Exercise aim:
Take the entries below and reproduce them word for word.

>> Start

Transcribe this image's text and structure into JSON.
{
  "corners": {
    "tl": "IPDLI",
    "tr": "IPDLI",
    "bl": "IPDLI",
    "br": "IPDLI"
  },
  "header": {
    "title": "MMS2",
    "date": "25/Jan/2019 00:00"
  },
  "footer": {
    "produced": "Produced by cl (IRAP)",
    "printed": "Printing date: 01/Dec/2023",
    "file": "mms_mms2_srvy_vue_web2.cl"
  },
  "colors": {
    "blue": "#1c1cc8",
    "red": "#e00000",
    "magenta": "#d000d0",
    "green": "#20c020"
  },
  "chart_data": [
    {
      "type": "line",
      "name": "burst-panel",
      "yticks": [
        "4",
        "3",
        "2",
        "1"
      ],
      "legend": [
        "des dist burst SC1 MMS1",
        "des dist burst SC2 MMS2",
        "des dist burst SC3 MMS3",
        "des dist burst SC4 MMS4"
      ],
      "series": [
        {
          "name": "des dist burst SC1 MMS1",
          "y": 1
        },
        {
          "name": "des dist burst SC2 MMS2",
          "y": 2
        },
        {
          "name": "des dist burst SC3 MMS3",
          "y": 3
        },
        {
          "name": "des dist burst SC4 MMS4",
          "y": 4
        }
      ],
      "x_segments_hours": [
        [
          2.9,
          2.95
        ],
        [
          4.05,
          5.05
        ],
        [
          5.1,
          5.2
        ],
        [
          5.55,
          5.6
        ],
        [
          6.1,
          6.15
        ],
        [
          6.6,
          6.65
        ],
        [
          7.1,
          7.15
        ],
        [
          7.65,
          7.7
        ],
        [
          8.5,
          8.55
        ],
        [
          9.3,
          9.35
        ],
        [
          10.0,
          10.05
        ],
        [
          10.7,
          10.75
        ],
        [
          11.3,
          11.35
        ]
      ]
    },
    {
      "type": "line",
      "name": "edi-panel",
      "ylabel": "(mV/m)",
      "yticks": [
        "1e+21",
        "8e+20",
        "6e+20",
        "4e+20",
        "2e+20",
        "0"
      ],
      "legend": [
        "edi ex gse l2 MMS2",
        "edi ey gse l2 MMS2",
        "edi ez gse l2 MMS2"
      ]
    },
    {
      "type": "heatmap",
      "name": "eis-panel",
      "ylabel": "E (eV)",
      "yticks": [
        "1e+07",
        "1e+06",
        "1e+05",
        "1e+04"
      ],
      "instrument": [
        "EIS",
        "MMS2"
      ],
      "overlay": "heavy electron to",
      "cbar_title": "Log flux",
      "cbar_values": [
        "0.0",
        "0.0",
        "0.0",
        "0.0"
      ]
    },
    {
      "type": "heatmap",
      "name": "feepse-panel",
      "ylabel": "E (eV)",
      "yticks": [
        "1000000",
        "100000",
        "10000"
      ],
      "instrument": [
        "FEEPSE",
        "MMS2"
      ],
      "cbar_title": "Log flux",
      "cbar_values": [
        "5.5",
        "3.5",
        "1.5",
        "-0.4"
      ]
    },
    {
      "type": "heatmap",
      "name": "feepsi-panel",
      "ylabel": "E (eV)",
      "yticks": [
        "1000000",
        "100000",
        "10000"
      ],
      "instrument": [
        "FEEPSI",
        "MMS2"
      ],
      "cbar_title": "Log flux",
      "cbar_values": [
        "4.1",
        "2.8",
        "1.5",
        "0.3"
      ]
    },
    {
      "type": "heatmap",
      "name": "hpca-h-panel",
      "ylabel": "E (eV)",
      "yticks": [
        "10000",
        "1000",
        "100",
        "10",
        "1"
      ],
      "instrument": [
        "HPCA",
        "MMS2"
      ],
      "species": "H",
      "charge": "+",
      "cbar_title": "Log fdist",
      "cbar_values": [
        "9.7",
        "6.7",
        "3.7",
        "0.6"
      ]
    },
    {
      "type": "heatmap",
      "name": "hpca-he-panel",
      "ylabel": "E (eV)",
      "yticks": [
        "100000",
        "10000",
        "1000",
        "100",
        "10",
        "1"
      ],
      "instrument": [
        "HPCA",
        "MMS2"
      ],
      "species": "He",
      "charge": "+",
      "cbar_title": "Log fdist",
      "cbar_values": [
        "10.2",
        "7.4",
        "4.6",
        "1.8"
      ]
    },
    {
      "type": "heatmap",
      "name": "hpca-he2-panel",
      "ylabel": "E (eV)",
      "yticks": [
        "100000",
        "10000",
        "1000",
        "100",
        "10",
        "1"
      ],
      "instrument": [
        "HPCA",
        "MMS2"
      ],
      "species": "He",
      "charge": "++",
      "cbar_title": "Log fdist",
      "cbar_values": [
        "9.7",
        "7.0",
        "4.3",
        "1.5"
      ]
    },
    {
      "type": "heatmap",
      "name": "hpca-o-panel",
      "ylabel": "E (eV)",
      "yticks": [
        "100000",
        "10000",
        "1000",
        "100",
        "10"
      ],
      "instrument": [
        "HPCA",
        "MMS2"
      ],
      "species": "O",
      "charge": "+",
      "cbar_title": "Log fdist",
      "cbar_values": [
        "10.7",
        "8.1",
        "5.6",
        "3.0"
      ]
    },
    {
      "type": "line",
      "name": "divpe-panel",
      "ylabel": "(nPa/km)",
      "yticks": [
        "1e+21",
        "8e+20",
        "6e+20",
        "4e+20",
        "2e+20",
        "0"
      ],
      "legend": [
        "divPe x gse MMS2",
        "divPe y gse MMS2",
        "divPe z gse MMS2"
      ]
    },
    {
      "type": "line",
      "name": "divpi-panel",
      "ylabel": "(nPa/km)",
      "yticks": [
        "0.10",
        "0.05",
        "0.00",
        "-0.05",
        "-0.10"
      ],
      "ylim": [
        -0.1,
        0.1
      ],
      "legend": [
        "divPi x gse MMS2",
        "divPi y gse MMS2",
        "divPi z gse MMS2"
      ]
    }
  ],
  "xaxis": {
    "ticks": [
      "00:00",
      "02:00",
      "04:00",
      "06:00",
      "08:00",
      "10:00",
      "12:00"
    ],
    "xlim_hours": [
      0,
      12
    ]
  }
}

>> End

Complete response:
Transcribe this image's text and structure into JSON.
{
  "corners": {
    "tl": "IPDLI",
    "tr": "IPDLI",
    "bl": "IPDLI",
    "br": "IPDLI"
  },
  "header": {
    "title": "MMS2",
    "date": "25/Jan/2019 00:00"
  },
  "footer": {
    "produced": "Produced by cl (IRAP)",
    "printed": "Printing date: 01/Dec/2023",
    "file": "mms_mms2_srvy_vue_web2.cl"
  },
  "colors": {
    "blue": "#1c1cc8",
    "red": "#e00000",
    "magenta": "#d000d0",
    "green": "#20c020"
  },
  "chart_data": [
    {
      "type": "line",
      "name": "burst-panel",
      "yticks": [
        "4",
        "3",
        "2",
        "1"
      ],
      "legend": [
        "des dist burst SC1 MMS1",
        "des dist burst SC2 MMS2",
        "des dist burst SC3 MMS3",
        "des dist burst SC4 MMS4"
      ],
      "series": [
        {
          "name": "des dist burst SC1 MMS1",
          "y": 1
        },
        {
          "name": "des dist burst SC2 MMS2",
          "y": 2
        },
        {
          "name": "des dist burst SC3 MMS3",
          "y": 3
        },
        {
          "name": "des dist burst SC4 MMS4",
          "y": 4
        }
      ],
      "x_segments_hours": [
        [
          2.9,
          2.95
        ],
        [
          4.05,
          5.05
        ],
        [
          5.1,
          5.2
        ],
        [
          5.55,
          5.6
        ],
        [
          6.1,
          6.15
        ],
        [
          6.6,
          6.65
        ],
        [
          7.1,
          7.15
        ],
        [
          7.65,
          7.7
        ],
        [
          8.5,
          8.55
        ],
        [
          9.3,
          9.35
        ],
        [
          10.0,
          10.05
        ],
        [
          10.7,
          10.75
        ],
        [
          11.3,
          11.35
        ]
      ]
    },
    {
      "type": "line",
      "name": "edi-panel",
      "ylabel": "(mV/m)",
      "yticks": [
        "1e+21",
        "8e+20",
        "6e+20",
        "4e+20",
        "2e+20",
        "0"
      ],
      "legend": [
        "edi ex gse l2 MMS2",
        "edi ey gse l2 MMS2",
        "edi ez gse l2 MMS2"
      ]
    },
    {
      "type": "heatmap",
      "name": "eis-panel",
      "ylabel": "E (eV)",
      "yticks": [
        "1e+07",
        "1e+06",
        "1e+05",
        "1e+04"
      ],
      "instrument": [
        "EIS",
        "MMS2"
      ],
      "overlay": "heavy electron to",
      "cbar_title": "Log flux",
      "cbar_values": [
        "0.0",
        "0.0",
        "0.0",
        "0.0"
      ]
    },
    {
      "type": "heatmap",
      "name": "feepse-panel",
      "ylabel": "E (eV)",
      "yticks": [
        "1000000",
        "100000",
        "10000"
      ],
      "instrument": [
        "FEEPSE",
        "MMS2"
      ],
      "cbar_title": "Log flux",
      "cbar_values": [
        "5.5",
        "3.5",
        "1.5",
        "-0.4"
      ]
    },
    {
      "type": "heatmap",
      "name": "feepsi-panel",
      "ylabel": "E (eV)",
      "yticks": [
        "1000000",
        "100000",
        "10000"
      ],
      "instrument": [
        "FEEPSI",
        "MMS2"
      ],
      "cbar_title": "Log flux",
      "cbar_values": [
        "4.1",
        "2.8",
        "1.5",
        "0.3"
      ]
    },
    {
      "type": "heatmap",
      "name": "hpca-h-panel",
      "ylabel": "E (eV)",
      "yticks": [
        "10000",
        "1000",
        "100",
        "10",
        "1"
      ],
      "instrument": [
        "HPCA",
        "MMS2"
      ],
      "species": "H",
      "charge": "+",
      "cbar_title": "Log fdist",
      "cbar_values": [
        "9.7",
        "6.7",
        "3.7",
        "0.6"
      ]
    },
    {
      "type": "heatmap",
      "name": "hpca-he-panel",
      "ylabel": "E (eV)",
      "yticks": [
        "100000",
        "10000",
        "1000",
        "100",
        "10",
        "1"
      ],
      "instrument": [
        "HPCA",
        "MMS2"
      ],
      "species": "He",
      "charge": "+",
      "cbar_title": "Log fdist",
      "cbar_values": [
        "10.2",
        "7.4",
        "4.6",
        "1.8"
      ]
    },
    {
      "type": "heatmap",
      "name": "hpca-he2-panel",
      "ylabel": "E (eV)",
      "yticks": [
        "100000",
        "10000",
        "1000",
        "100",
        "10",
        "1"
      ],
      "instrument": [
        "HPCA",
        "MMS2"
      ],
      "species": "He",
      "charge": "++",
      "cbar_title": "Log fdist",
      "cbar_values": [
        "9.7",
        "7.0",
        "4.3",
        "1.5"
      ]
    },
    {
      "type": "heatmap",
      "name": "hpca-o-panel",
      "ylabel": "E (eV)",
      "yticks": [
        "100000",
        "10000",
        "1000",
        "100",
        "10"
      ],
      "instrument": [
        "HPCA",
        "MMS2"
      ],
      "species": "O",
      "charge": "+",
      "cbar_title": "Log fdist",
      "cbar_values": [
        "10.7",
        "8.1",
        "5.6",
        "3.0"
      ]
    },
    {
      "type": "line",
      "name": "divpe-panel",
      "ylabel": "(nPa/km)",
      "yticks": [
        "1e+21",
        "8e+20",
        "6e+20",
        "4e+20",
        "2e+20",
        "0"
      ],
      "legend": [
        "divPe x gse MMS2",
        "divPe y gse MMS2",
        "divPe z gse MMS2"
      ]
    },
    {
      "type": "line",
      "name": "divpi-panel",
      "ylabel": "(nPa/km)",
      "yticks": [
        "0.10",
        "0.05",
        "0.00",
        "-0.05",
        "-0.10"
      ],
      "ylim": [
        -0.1,
        0.1
      ],
      "legend": [
        "divPi x gse MMS2",
        "divPi y gse MMS2",
        "divPi z gse MMS2"
      ]
    }
  ],
  "xaxis": {
    "ticks": [
      "00:00",
      "02:00",
      "04:00",
      "06:00",
      "08:00",
      "10:00",
      "12:00"
    ],
    "xlim_hours": [
      0,
      12
    ]
  }
}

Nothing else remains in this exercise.